▸ Work required
Using the guide to low-cost public gyms in Japan, explain in one to three sentences why searching for these gyms on the internet can be a little tough.

▸ Selected extract
The rest of my coworkers had gotten “A”s, but the grade on my most recent health report was a “B”. Motivated partly by jealousy and partly by wanting to upgrade my fitness level from “sea slug” to “sea snail”, I decided to join a gym. Armed with some advice from coworkers, I found myself treadmilling and “pole stretching” at a local gym with a monthly membership fee of only JPY 2500 (USD 22 at a JPY 118 = USD 1 exchange rate).
As discussed in Jeffrey Joseph’s article, most gyms are expensive and you’d be lucky to find one in the city with a membership fee of JPY 10,000 (USD 85) per month (not to mention the joining fee!). Several readers, though, pointed out that cheaper public gyms are available. The city-run gyms probably won’t have satisfactory facilities for the more advanced athlete or onsen for a relaxing post-workout soak, but they are a great alternative for those on a budget.
City Gym Outline
In Tokyo, each district has several inexpensive public sports centers, and even out in the inaka (countryside) where I used to live, there was a public training room within three kilometers. The public gyms go by several names, which can make searching for them on the internet a little tough. Most are called “sports centers” (スポーツセンター, supōtsu sentā), but some other names include “health centers” (健康センター, kenkō sentā), “gymnasiums” (体育館, taiikukan), “sports plazas” (スポーツプラザ, supōtsu puraza) and so on.
Most sports centers will have a basic training room (usually called トレーニング室/torēningu-shitsu or トレーニングルーム/torēningu rūm) with treadmills, weight machines, free weights and a locker room. Many public sports centers will also have a pool, kyūdō (archery) range, dōjō (martial arts room) and a basketball court. If you’re lucky, you might also have a rock-climbing wall or air-rifle range at your local sports center.
The public gyms serve a large demographic, so you’ll probably find other services that interest you. Among these services are various clubs, such as badminton club, and classes, such as “stretch pole”, “balletone” and aerobics. The Ikebukuro Sports Center even has a 45-minute personal trainer program for 4000 yen.
Fees and Usage
Much like how the facilities at each gym vary, the fees also vary. In general, you’ll pay between 200 yen and 600 yen for one-time entry into the training room. You can usually get a discount if you live or work in the district, so bring a form of ID. Sometimes, but not always, this one-use ticket will extend to other facilities, such as pools and classes. As an extra bonus, the gyms will occasionally hold days on which entry is free to district residents and workers.
To use the training room, even just once, you may have to register and take a simple on-site health check. Some gyms have forms in English, but be prepared just in case your local public gym only has forms in Japanese. In addition, a few gyms require new training room users to take an introductory class, which may only be offered in Japanese. If your Japanese is a little rusty, it might be worth bringing a Japanese-speaking friend.
As mentioned above, residents and employees of a district usually can get entry tickets to the public gyms at a reduced fee. For further discounts, you’ll want to check if the gym offers batch tickets or memberships/free passes.

▸ Data shown
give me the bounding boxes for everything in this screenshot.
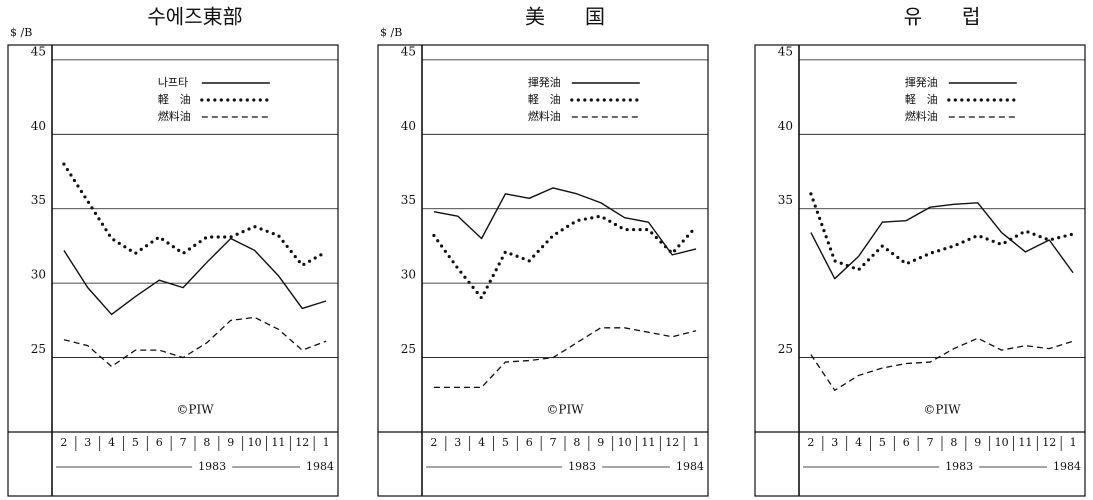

▸ Full output
Searching is hard because the public gyms go by several different names. Most are called "sports centers" (スポーツセンター), but others are called "health centers" (健康センター), "gymnasiums" (体育館), "sports plazas" (スポーツプラザ), and so on.